Task instructions:
Write out the whole of the material exactly.

#### Records for this exercise ####

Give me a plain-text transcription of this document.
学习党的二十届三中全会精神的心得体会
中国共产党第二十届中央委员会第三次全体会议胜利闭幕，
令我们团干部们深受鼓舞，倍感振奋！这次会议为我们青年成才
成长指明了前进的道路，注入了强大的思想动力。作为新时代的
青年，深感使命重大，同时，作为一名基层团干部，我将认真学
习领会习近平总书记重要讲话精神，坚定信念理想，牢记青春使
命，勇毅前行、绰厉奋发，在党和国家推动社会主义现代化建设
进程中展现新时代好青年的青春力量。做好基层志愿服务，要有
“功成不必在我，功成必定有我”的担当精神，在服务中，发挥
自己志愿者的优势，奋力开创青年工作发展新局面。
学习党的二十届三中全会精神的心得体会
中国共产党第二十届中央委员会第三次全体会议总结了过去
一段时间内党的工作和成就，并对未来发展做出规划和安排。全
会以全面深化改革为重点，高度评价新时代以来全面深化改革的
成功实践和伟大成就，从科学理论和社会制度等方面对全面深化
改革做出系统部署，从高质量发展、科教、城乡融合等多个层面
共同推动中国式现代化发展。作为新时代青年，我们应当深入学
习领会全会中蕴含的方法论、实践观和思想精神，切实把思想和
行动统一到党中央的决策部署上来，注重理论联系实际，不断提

####

Result of this exercise:
Give me a plain-text transcription of this document.
学习党的二十届三中全会精神的心得体会
中国共产党第二十届中央委员会第三次全体会议胜利闭幕，
令我们团干部们深受鼓舞，倍感振奋！这次会议为我们青年成才
成长指明了前进的道路，注入了强大的思想动力。作为新时代的
青年，深感使命重大，同时，作为一名基层团干部，我将认真学
习领会习近平总书记重要讲话精神，坚定信念理想，牢记青春使
命，勇毅前行、绰厉奋发，在党和国家推动社会主义现代化建设
进程中展现新时代好青年的青春力量。做好基层志愿服务，要有
“功成不必在我，功成必定有我”的担当精神，在服务中，发挥
自己志愿者的优势，奋力开创青年工作发展新局面。
学习党的二十届三中全会精神的心得体会
中国共产党第二十届中央委员会第三次全体会议总结了过去
一段时间内党的工作和成就，并对未来发展做出规划和安排。全
会以全面深化改革为重点，高度评价新时代以来全面深化改革的
成功实践和伟大成就，从科学理论和社会制度等方面对全面深化
改革做出系统部署，从高质量发展、科教、城乡融合等多个层面
共同推动中国式现代化发展。作为新时代青年，我们应当深入学
习领会全会中蕴含的方法论、实践观和思想精神，切实把思想和
行动统一到党中央的决策部署上来，注重理论联系实际，不断提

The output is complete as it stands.